Task to carry out:
Look through the data below. Collect every line where the word "this" occurs.

___ Exercise data ___

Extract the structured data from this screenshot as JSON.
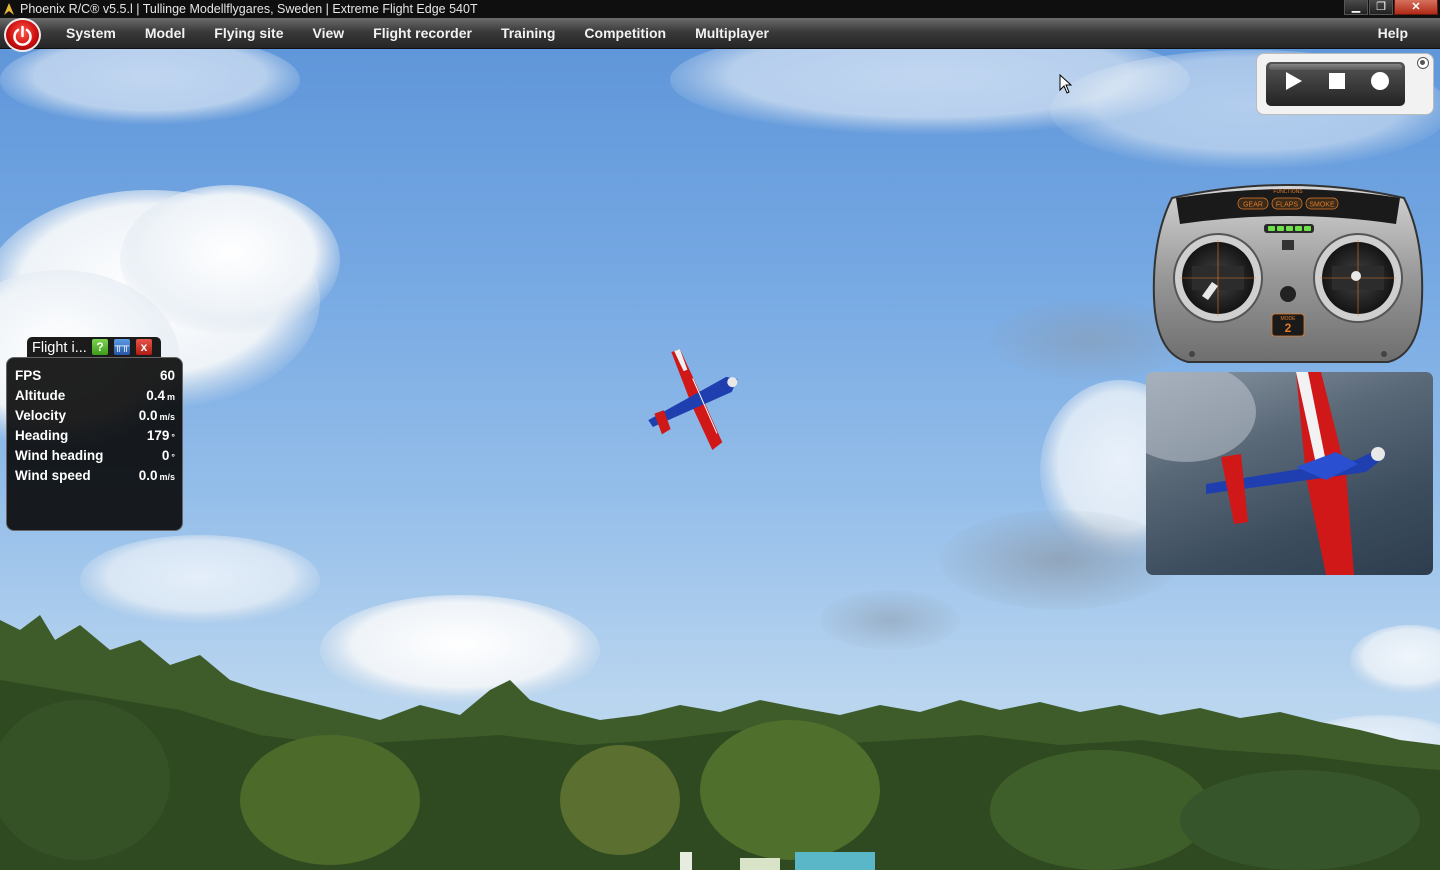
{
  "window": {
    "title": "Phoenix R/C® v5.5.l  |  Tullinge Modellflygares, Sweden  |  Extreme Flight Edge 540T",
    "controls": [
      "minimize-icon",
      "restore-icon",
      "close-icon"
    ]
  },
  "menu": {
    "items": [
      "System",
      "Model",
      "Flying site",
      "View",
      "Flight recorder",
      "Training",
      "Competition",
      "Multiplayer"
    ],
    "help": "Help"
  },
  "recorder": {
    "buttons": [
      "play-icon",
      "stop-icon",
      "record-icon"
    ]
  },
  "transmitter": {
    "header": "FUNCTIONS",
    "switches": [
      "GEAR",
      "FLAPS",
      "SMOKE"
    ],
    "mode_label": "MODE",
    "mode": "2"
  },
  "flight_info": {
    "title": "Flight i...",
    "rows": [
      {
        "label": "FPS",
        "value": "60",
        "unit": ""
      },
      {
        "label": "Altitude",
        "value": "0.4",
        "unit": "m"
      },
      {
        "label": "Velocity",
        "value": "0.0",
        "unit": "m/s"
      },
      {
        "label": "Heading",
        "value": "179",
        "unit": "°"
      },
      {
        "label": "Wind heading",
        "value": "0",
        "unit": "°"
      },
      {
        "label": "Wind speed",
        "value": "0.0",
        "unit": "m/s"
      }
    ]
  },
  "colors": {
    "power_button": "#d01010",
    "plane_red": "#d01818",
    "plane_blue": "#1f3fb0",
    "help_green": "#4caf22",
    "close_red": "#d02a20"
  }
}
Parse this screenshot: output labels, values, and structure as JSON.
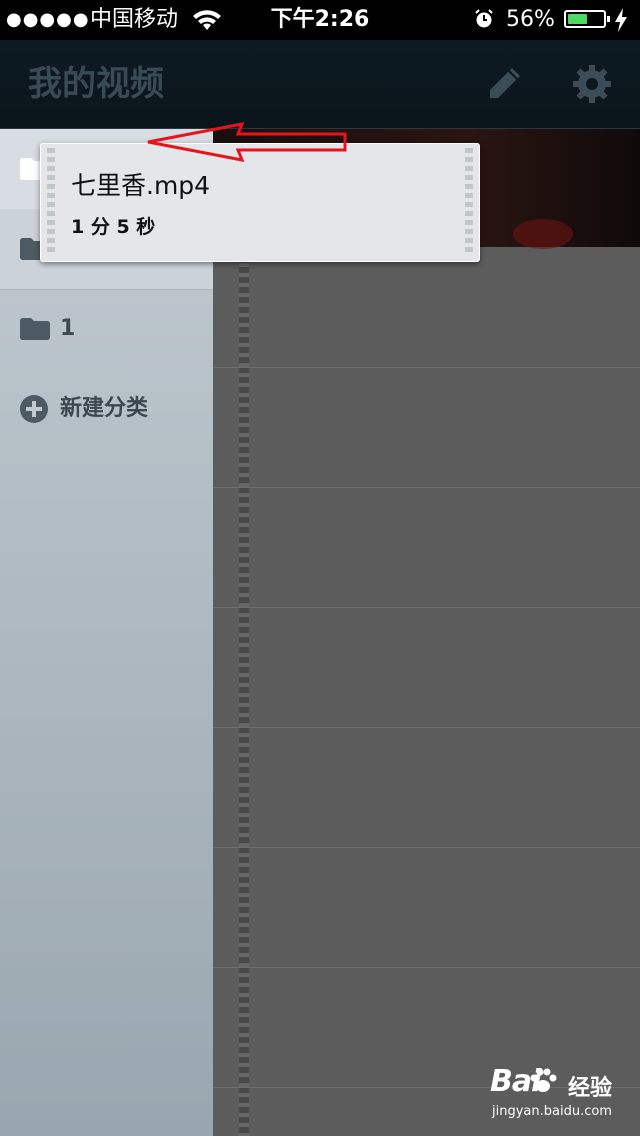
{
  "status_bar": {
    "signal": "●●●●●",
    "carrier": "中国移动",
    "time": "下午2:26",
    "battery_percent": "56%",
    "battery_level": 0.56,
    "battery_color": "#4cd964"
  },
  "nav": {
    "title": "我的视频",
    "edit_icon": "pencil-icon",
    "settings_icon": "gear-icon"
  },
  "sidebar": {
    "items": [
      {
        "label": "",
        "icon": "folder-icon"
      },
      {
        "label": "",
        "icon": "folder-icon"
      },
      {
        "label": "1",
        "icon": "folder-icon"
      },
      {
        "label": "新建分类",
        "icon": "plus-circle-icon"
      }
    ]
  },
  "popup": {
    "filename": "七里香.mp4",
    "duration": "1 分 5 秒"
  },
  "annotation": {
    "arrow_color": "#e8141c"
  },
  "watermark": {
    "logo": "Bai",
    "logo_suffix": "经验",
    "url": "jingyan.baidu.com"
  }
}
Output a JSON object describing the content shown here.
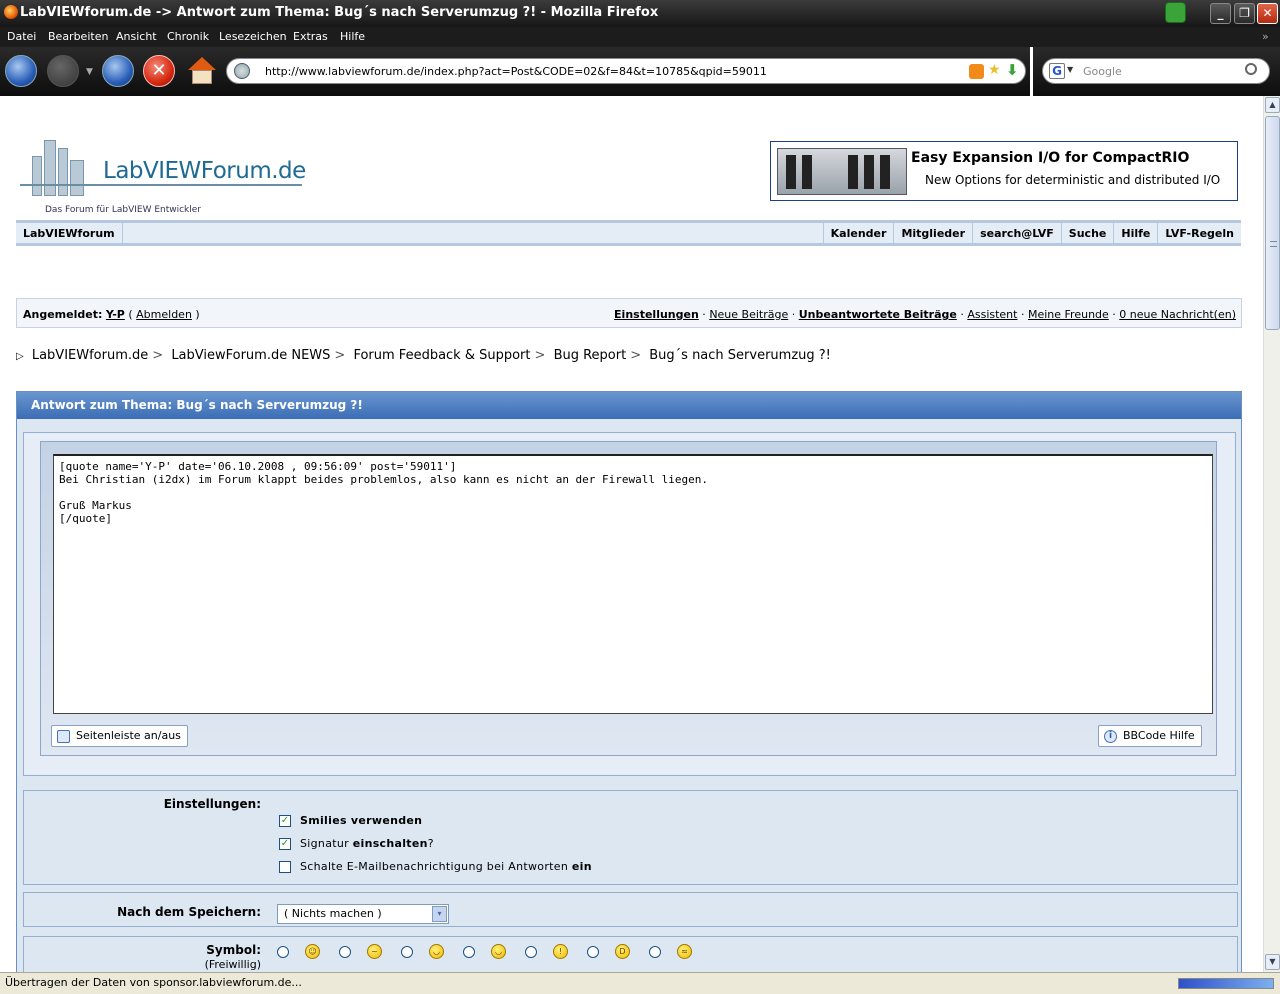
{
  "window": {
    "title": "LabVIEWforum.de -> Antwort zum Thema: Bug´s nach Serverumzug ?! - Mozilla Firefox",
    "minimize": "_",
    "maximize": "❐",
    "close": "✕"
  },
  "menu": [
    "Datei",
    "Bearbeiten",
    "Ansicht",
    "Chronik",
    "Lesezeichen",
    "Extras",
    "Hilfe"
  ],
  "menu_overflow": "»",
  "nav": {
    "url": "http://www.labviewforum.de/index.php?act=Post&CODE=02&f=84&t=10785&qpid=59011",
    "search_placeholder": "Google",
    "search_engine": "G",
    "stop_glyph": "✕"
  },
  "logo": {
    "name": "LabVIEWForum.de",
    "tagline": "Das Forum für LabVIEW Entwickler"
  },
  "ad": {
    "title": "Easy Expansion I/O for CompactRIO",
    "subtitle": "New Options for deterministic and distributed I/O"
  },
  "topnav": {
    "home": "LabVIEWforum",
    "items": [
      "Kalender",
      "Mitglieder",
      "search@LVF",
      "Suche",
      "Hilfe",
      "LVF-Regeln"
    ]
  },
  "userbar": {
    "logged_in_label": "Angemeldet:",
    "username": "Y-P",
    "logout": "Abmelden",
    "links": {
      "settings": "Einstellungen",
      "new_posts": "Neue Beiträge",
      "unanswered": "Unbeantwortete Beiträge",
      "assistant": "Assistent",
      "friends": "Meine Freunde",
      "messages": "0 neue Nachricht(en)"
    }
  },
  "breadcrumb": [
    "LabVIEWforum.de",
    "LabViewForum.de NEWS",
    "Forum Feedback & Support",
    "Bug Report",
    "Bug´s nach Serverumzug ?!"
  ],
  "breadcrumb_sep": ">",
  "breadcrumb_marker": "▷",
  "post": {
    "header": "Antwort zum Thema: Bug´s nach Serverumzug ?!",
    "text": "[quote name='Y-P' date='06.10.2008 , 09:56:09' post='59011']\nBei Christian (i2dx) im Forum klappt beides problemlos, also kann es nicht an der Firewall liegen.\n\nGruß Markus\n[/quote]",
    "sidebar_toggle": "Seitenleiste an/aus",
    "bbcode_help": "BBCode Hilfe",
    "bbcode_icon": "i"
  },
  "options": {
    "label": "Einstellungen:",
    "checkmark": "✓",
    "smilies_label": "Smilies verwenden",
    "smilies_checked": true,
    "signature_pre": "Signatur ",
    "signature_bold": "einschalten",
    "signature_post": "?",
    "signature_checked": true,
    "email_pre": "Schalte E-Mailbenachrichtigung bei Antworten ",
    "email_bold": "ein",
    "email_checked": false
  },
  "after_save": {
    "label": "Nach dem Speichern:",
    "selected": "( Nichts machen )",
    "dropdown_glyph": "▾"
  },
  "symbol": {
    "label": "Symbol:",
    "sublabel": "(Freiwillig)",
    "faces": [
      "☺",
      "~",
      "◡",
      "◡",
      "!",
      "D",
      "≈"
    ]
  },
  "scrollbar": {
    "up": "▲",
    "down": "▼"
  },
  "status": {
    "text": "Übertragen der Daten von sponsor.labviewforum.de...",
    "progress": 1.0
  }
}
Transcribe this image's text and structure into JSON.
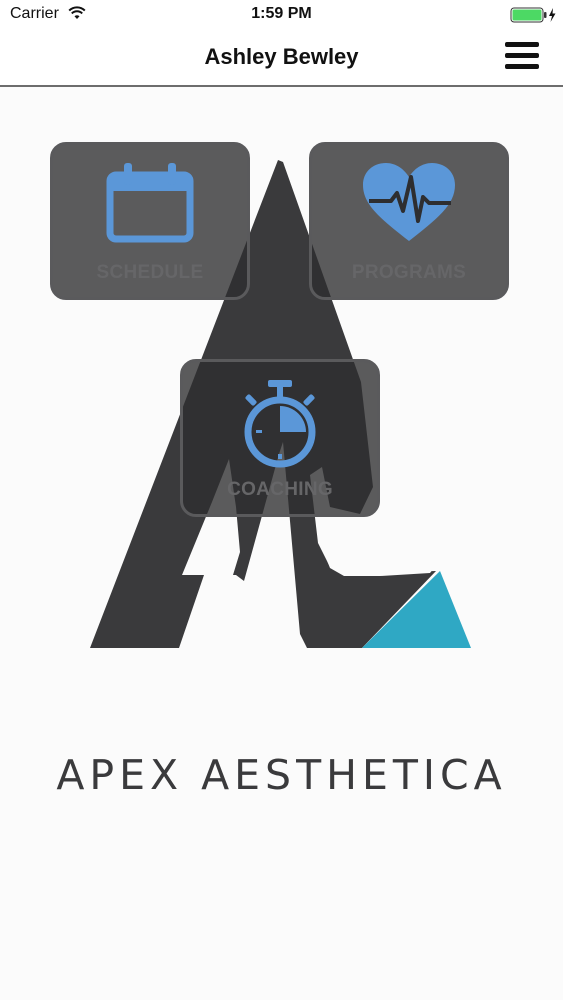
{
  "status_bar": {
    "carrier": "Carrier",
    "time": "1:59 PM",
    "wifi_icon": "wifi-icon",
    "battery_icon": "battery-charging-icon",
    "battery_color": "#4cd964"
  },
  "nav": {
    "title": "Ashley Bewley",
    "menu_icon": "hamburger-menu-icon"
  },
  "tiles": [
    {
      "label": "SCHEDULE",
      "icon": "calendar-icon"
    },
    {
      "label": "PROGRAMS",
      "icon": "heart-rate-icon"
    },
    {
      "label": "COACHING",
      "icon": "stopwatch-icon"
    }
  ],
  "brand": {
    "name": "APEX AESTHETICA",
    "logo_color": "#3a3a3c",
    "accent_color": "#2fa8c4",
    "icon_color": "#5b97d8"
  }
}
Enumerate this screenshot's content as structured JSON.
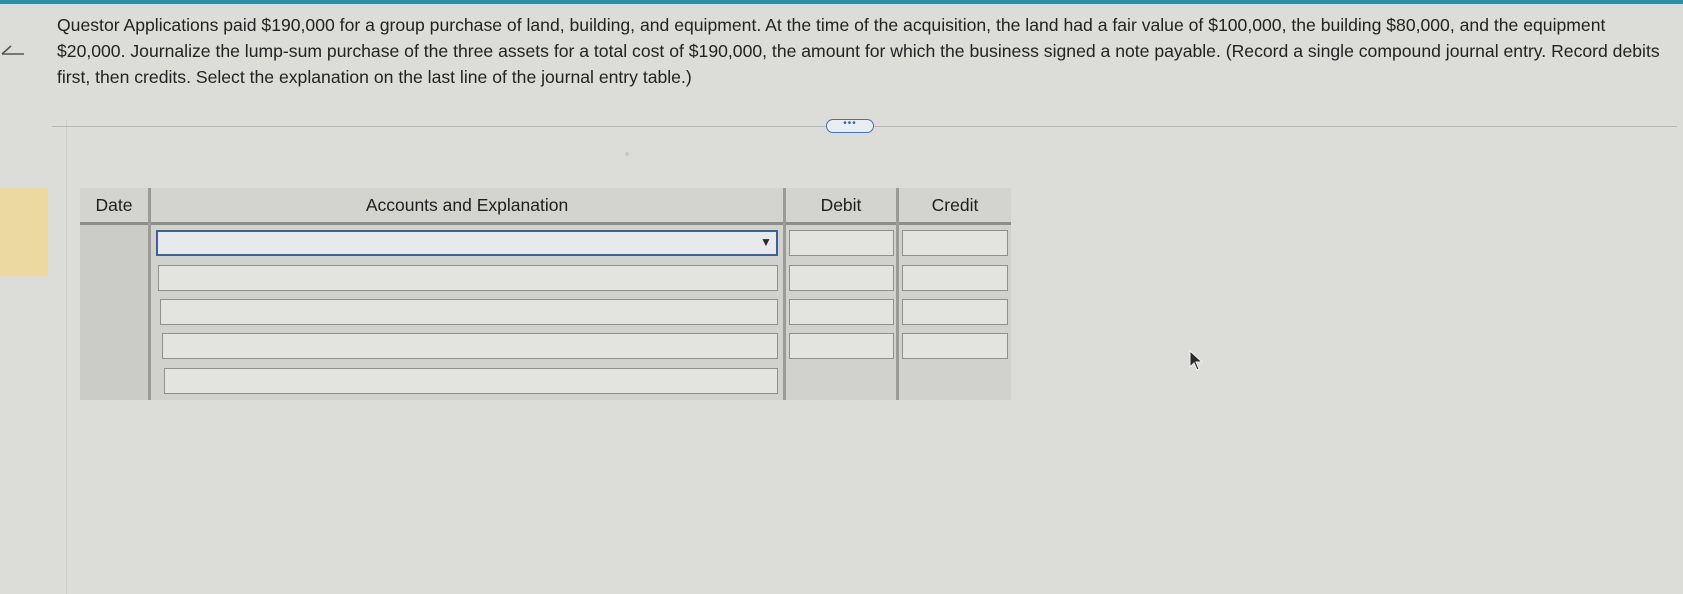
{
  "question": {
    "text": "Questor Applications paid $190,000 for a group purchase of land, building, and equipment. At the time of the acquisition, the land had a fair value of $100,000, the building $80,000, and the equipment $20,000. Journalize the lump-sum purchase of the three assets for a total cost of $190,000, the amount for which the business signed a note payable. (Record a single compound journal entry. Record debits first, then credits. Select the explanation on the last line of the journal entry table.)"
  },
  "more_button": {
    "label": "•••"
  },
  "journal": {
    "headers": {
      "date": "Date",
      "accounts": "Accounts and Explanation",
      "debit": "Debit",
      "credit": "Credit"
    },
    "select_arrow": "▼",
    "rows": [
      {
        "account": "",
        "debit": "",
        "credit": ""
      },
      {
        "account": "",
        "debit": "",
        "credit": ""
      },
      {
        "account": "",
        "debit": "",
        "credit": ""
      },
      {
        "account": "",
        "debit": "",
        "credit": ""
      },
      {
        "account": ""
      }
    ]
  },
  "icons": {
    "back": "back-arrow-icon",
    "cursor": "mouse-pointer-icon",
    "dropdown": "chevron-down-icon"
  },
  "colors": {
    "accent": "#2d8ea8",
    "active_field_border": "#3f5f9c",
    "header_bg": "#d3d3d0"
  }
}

___

The solution:
Extract the structured data from this screenshot as JSON.
Parse this screenshot: output labels, values, and structure as JSON.
Transcribe this image's text and structure into JSON.
Enumerate this screenshot's content as structured JSON.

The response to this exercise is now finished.